▶ _WORK TO COMPLETE_: Search the data for the string "Modo" and copy each line in which it appears.

▶ _GIVEN DATA_:

-*-*-

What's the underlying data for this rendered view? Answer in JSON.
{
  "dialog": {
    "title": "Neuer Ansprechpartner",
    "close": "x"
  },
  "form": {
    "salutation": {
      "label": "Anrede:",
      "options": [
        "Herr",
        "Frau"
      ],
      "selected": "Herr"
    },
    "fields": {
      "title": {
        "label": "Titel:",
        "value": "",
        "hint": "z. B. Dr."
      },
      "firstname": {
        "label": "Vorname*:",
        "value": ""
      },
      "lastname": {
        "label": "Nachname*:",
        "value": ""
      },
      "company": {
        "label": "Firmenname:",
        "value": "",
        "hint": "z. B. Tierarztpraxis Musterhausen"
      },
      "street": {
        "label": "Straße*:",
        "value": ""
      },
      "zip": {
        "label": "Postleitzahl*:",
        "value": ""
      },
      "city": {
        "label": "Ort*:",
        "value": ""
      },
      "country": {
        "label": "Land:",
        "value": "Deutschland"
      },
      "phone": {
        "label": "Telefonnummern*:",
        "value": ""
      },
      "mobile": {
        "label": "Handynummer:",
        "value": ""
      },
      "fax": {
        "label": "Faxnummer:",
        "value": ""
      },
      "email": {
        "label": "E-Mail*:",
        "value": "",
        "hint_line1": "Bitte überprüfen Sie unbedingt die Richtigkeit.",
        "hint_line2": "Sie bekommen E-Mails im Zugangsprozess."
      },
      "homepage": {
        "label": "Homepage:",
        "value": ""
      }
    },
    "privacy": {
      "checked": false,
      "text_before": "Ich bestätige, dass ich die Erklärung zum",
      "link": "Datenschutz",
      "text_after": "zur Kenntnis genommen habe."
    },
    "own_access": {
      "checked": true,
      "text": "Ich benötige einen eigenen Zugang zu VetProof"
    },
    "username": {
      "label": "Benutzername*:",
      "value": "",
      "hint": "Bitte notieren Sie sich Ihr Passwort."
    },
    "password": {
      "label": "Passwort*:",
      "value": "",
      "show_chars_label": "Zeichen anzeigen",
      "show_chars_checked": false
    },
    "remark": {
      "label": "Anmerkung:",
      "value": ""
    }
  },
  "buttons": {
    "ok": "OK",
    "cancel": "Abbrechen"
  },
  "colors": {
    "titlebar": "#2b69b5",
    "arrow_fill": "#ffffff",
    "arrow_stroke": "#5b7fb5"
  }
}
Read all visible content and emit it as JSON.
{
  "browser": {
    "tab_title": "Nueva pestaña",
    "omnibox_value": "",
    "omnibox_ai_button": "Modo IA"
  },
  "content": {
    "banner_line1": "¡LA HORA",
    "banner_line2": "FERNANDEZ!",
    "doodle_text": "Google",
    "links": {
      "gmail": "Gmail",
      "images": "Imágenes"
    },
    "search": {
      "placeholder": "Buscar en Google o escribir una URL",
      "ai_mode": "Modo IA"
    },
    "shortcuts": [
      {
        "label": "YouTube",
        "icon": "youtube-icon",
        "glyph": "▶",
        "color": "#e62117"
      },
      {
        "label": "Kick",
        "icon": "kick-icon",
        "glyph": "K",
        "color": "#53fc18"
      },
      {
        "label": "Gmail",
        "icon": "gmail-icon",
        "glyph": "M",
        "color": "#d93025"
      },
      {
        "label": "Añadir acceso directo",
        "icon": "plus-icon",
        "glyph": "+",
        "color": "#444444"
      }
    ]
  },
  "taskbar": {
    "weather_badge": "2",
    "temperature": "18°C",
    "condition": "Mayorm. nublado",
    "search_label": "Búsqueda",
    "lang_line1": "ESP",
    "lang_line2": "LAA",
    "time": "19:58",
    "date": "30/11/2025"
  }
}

-*-*-

▶ _EXERCISE RESPONSE_:
    "omnibox_ai_button": "Modo IA"
      "ai_mode": "Modo IA"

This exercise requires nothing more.